→ **TASK INSTRUCTIONS**
Read the lines below. Copy out any that hold the string "矛盾普遍性原理".

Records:
----------------

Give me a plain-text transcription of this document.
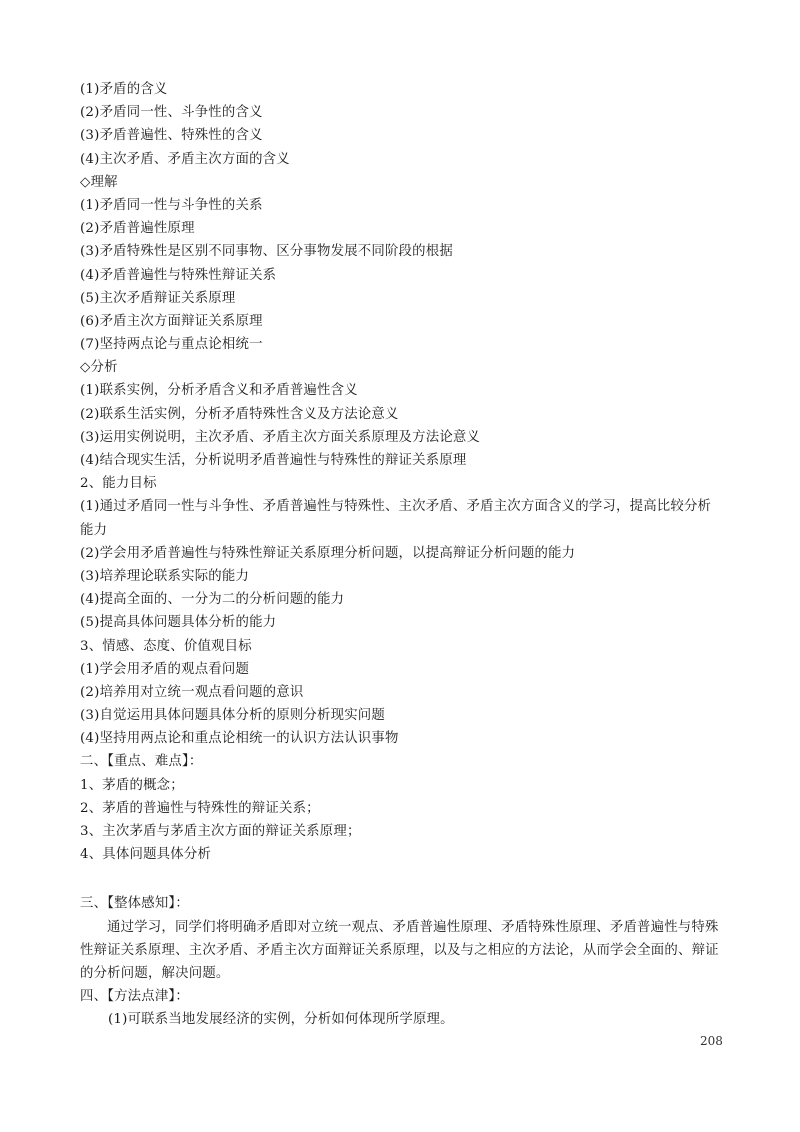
(1)矛盾的含义
(2)矛盾同一性、斗争性的含义
(3)矛盾普遍性、特殊性的含义
(4)主次矛盾、矛盾主次方面的含义
◇理解
(1)矛盾同一性与斗争性的关系
(2)矛盾普遍性原理
(3)矛盾特殊性是区别不同事物、区分事物发展不同阶段的根据
(4)矛盾普遍性与特殊性辩证关系
(5)主次矛盾辩证关系原理
(6)矛盾主次方面辩证关系原理
(7)坚持两点论与重点论相统一
◇分析
(1)联系实例，分析矛盾含义和矛盾普遍性含义
(2)联系生活实例，分析矛盾特殊性含义及方法论意义
(3)运用实例说明，主次矛盾、矛盾主次方面关系原理及方法论意义
(4)结合现实生活，分析说明矛盾普遍性与特殊性的辩证关系原理
2、能力目标
(1)通过矛盾同一性与斗争性、矛盾普遍性与特殊性、主次矛盾、矛盾主次方面含义的学习，提高比较分析能力
(2)学会用矛盾普遍性与特殊性辩证关系原理分析问题，以提高辩证分析问题的能力
(3)培养理论联系实际的能力
(4)提高全面的、一分为二的分析问题的能力
(5)提高具体问题具体分析的能力
3、情感、态度、价值观目标
(1)学会用矛盾的观点看问题
(2)培养用对立统一观点看问题的意识
(3)自觉运用具体问题具体分析的原则分析现实问题
(4)坚持用两点论和重点论相统一的认识方法认识事物
二、【重点、难点】：
1、茅盾的概念；
2、茅盾的普遍性与特殊性的辩证关系；
3、主次茅盾与茅盾主次方面的辩证关系原理；
4、具体问题具体分析
三、【整体感知】：
通过学习，同学们将明确矛盾即对立统一观点、矛盾普遍性原理、矛盾特殊性原理、矛盾普遍性与特殊性辩证关系原理、主次矛盾、矛盾主次方面辩证关系原理，以及与之相应的方法论，从而学会全面的、辩证的分析问题，解决问题。
四、【方法点津】：
(1)可联系当地发展经济的实例，分析如何体现所学原理。
208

----------------

→ **EXERCISE SOLUTION**
(2)矛盾普遍性原理
通过学习，同学们将明确矛盾即对立统一观点、矛盾普遍性原理、矛盾特殊性原理、矛盾普遍性与特殊性辩证关系原理、主次矛盾、矛盾主次方面辩证关系原理，以及与之相应的方法论，从而学会全面的、辩证的分析问题，解决问题。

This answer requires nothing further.